- Goal -
Find the string "равенство" in the records. Copy every line it appears in.

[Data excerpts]
START
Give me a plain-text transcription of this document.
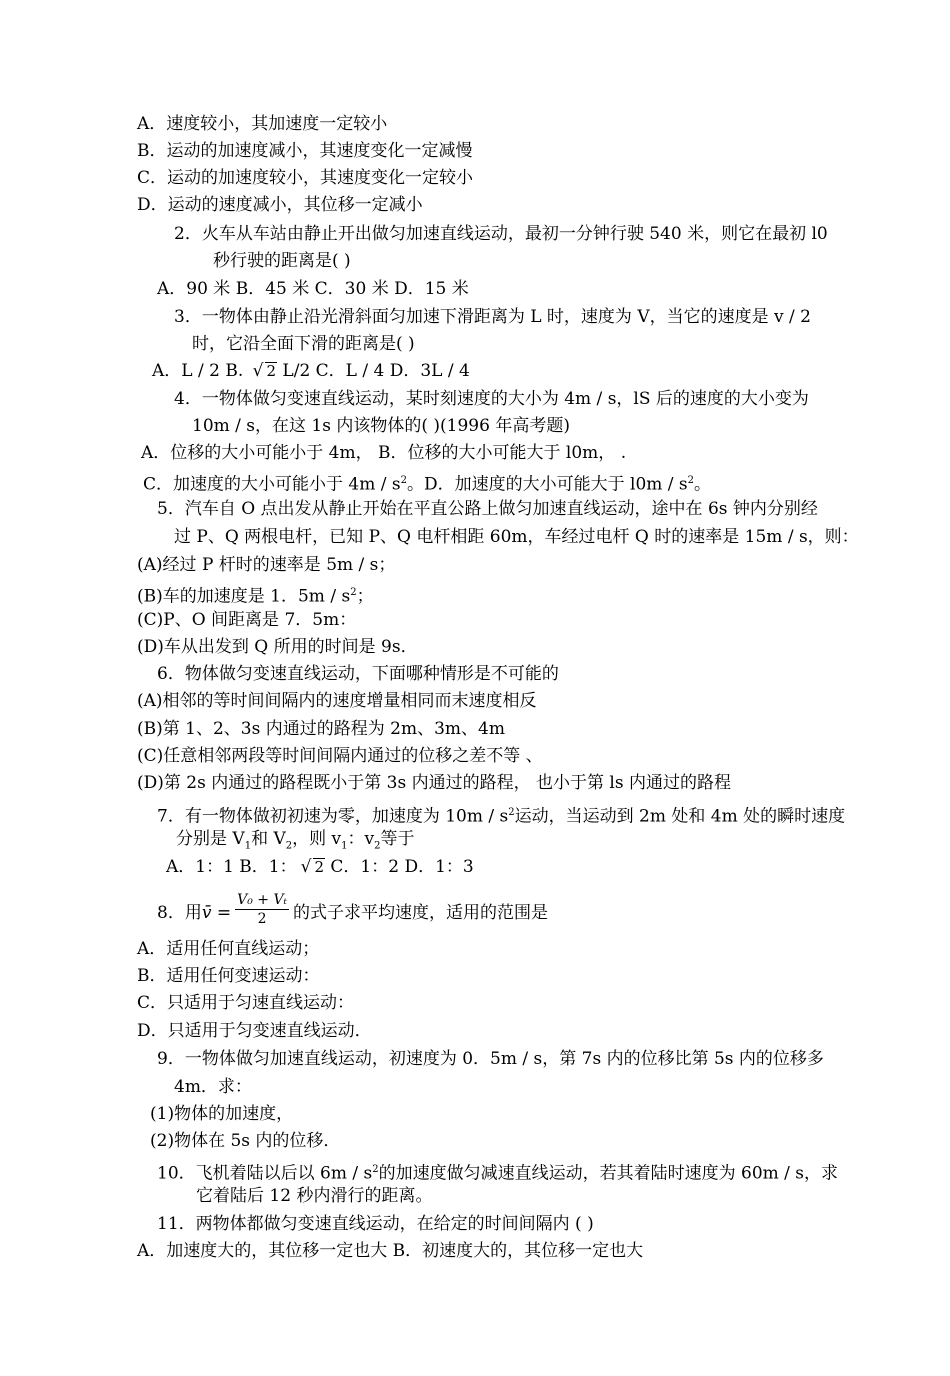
A．速度较小，其加速度一定较小
B．运动的加速度减小，其速度变化一定减慢
C．运动的加速度较小，其速度变化一定较小
D．运动的速度减小，其位移一定减小
2．火车从车站由静止开出做匀加速直线运动，最初一分钟行驶 540 米，则它在最初 l0
秒行驶的距离是( )
A．90 米 B．45 米 C．30 米 D．15 米
3．一物体由静止沿光滑斜面匀加速下滑距离为 L 时，速度为 V，当它的速度是 v / 2
时，它沿全面下滑的距离是( )
A．L / 2 B. √ 2 L/2 C．L / 4 D．3L / 4
4．一物体做匀变速直线运动，某时刻速度的大小为 4m / s，lS 后的速度的大小变为
10m / s，在这 1s 内该物体的( )(1996 年高考题)
A．位移的大小可能小于 4m， B．位移的大小可能大于 l0m， .
C．加速度的大小可能小于 $4m / s^2$。D．加速度的大小可能大于 $l0m / s^2$。
5．汽车自 O 点出发从静止开始在平直公路上做匀加速直线运动，途中在 6s 钟内分别经
过 P、Q 两根电杆，已知 P、Q 电杆相距 60m，车经过电杆 Q 时的速率是 15m / s，则：
(A)经过 P 杆时的速率是 5m / s；
(B)车的加速度是 1．$5m / s^2$；
(C)P、O 间距离是 7．5m：
(D)车从出发到 Q 所用的时间是 9s．
6．物体做匀变速直线运动，下面哪种情形是不可能的
(A)相邻的等时间间隔内的速度增量相同而末速度相反
(B)第 1、2、3s 内通过的路程为 2m、3m、4m
(C)任意相邻两段等时间间隔内通过的位移之差不等 、
(D)第 2s 内通过的路程既小于第 3s 内通过的路程， 也小于第 ls 内通过的路程
7．有一物体做初初速为零，加速度为 $10m / s^2$运动，当运动到 2m 处和 4m 处的瞬时速度
分别是 $V_1$和 $V_2$，则 $v_1$：$v_2$等于
A．1：1 B．1： √ 2 C．1：2 D．1：3
8．用v̄ = $\frac{\text{V₀ + Vₜ}}{2}$ 的式子求平均速度，适用的范围是
A．适用任何直线运动；
B．适用任何变速运动：
C．只适用于匀速直线运动：
D．只适用于匀变速直线运动．
9．一物体做匀加速直线运动，初速度为 0．5m / s，第 7s 内的位移比第 5s 内的位移多
4m．求：
(1)物体的加速度，
(2)物体在 5s 内的位移．
10．飞机着陆以后以 $6m / s^2$的加速度做匀减速直线运动，若其着陆时速度为 60m / s，求
它着陆后 12 秒内滑行的距离。
11．两物体都做匀变速直线运动，在给定的时间间隔内 ( )
A．加速度大的，其位移一定也大 B．初速度大的，其位移一定也大
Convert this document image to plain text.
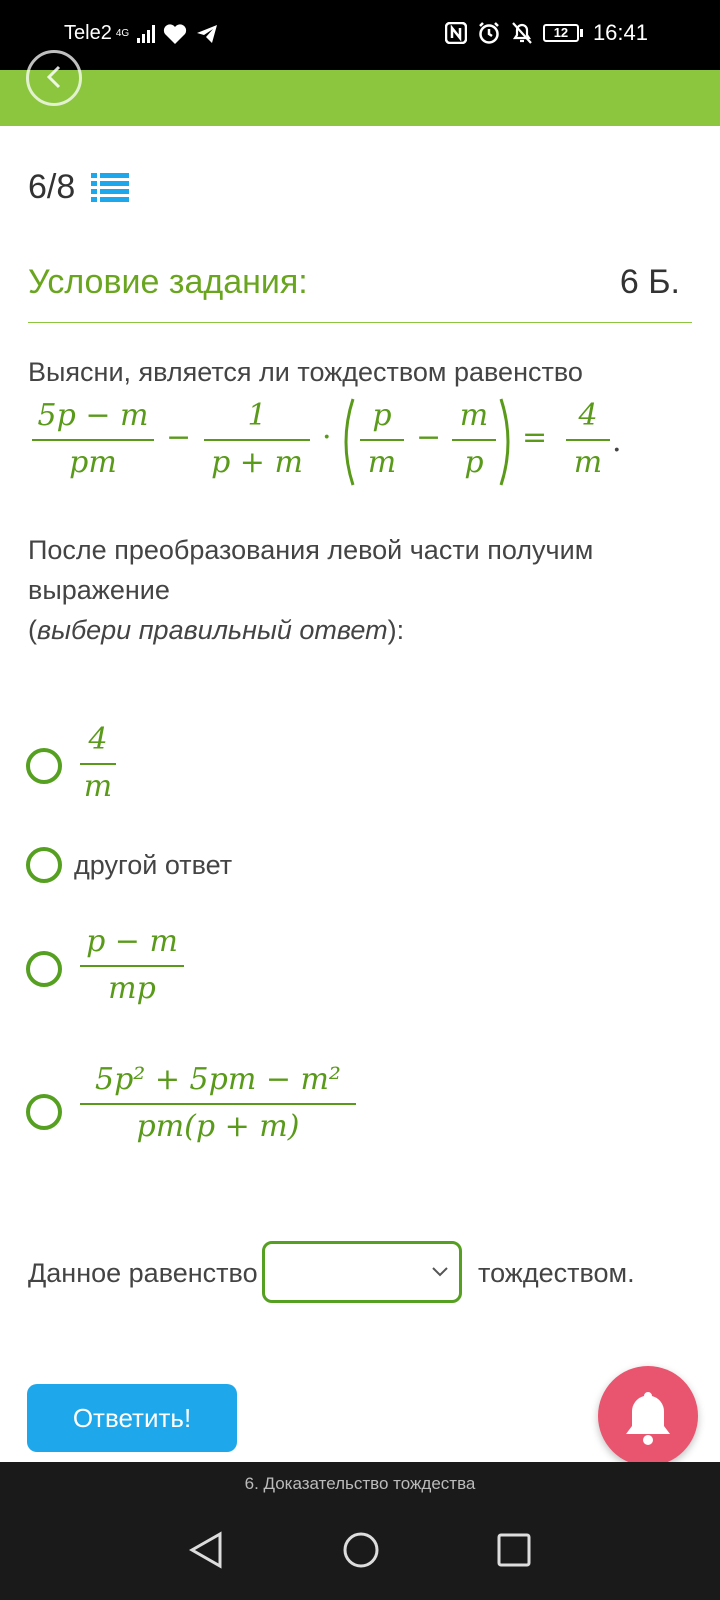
Tele2 4G	12	16:41
6/8
Условие задания:	6 Б.
Выясни, является ли тождеством равенство
5p − m
pm
−
1
p + m
·
p
m
−
m
p
=
4
m
.
После преобразования левой части получим
выражение
(выбери правильный ответ):
4
m
другой ответ
p − m
mp
5p² + 5pm − m²
pm(p + m)
Данное равенство	тождеством.
Ответить!
6. Доказательство тождества
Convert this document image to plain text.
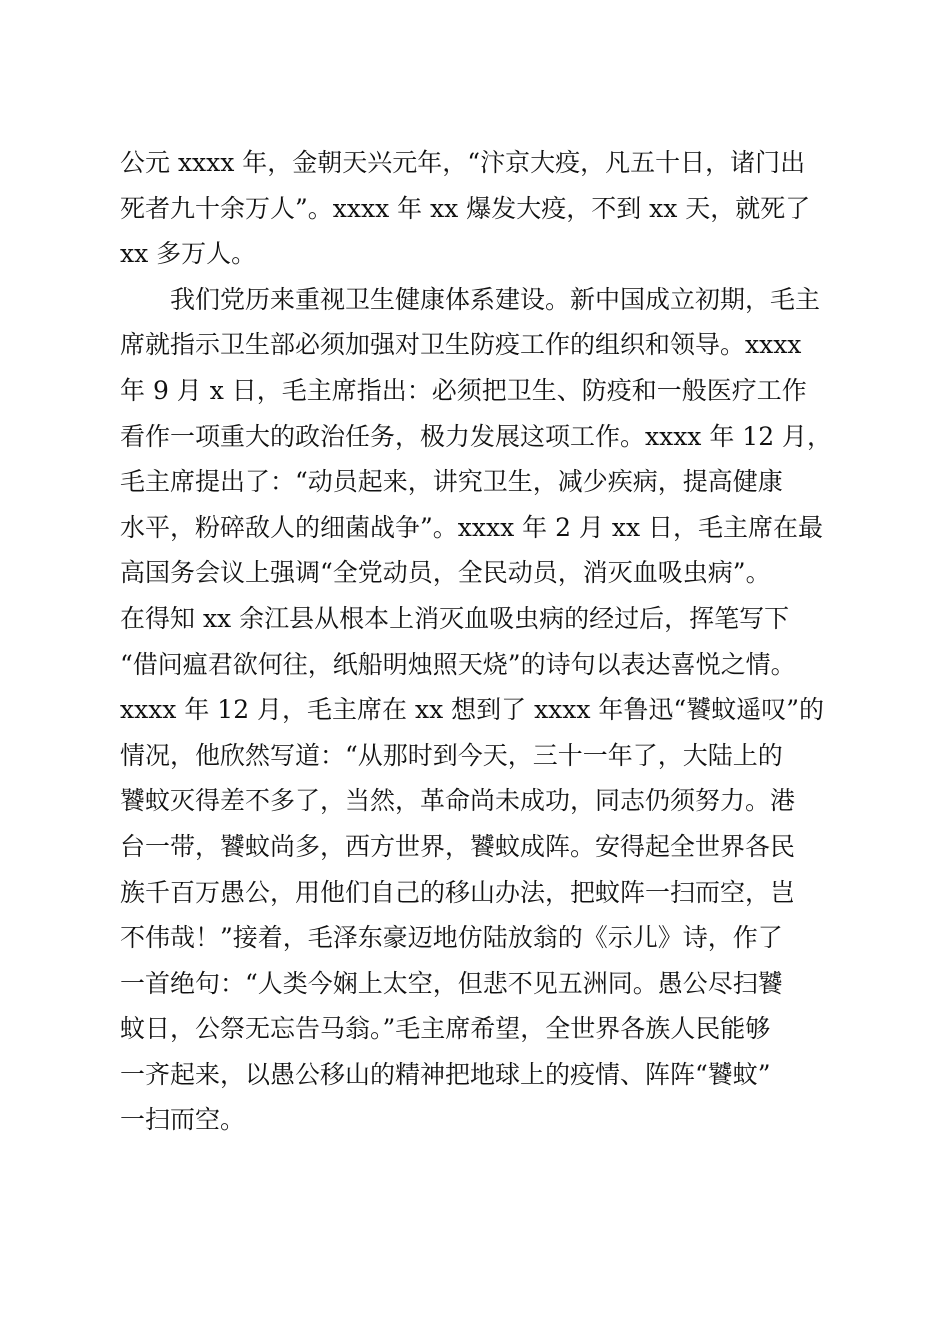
公元 xxxx 年，金朝天兴元年，“汴京大疫，凡五十日，诸门出
死者九十余万人”。xxxx 年 xx 爆发大疫，不到 xx 天，就死了
xx 多万人。

我们党历来重视卫生健康体系建设。新中国成立初期，毛主
席就指示卫生部必须加强对卫生防疫工作的组织和领导。xxxx
年 9 月 x 日，毛主席指出：必须把卫生、防疫和一般医疗工作
看作一项重大的政治任务，极力发展这项工作。xxxx 年 12 月，
毛主席提出了：“动员起来，讲究卫生，减少疾病，提高健康
水平，粉碎敌人的细菌战争”。xxxx 年 2 月 xx 日，毛主席在最
高国务会议上强调“全党动员，全民动员，消灭血吸虫病”。
在得知 xx 余江县从根本上消灭血吸虫病的经过后，挥笔写下
“借问瘟君欲何往，纸船明烛照天烧”的诗句以表达喜悦之情。
xxxx 年 12 月，毛主席在 xx 想到了 xxxx 年鲁迅“饕蚊遥叹”的
情况，他欣然写道：“从那时到今天，三十一年了，大陆上的
饕蚊灭得差不多了，当然，革命尚未成功，同志仍须努力。港
台一带，饕蚊尚多，西方世界，饕蚊成阵。安得起全世界各民
族千百万愚公，用他们自己的移山办法，把蚊阵一扫而空，岂
不伟哉！”接着，毛泽东豪迈地仿陆放翁的《示儿》诗，作了
一首绝句：“人类今娴上太空，但悲不见五洲同。愚公尽扫饕
蚊日，公祭无忘告马翁。”毛主席希望，全世界各族人民能够
一齐起来，以愚公移山的精神把地球上的疫情、阵阵“饕蚊”
一扫而空。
END
- Problem solution -
Выясни, является ли тождеством равенство
Данное равенство	тождеством.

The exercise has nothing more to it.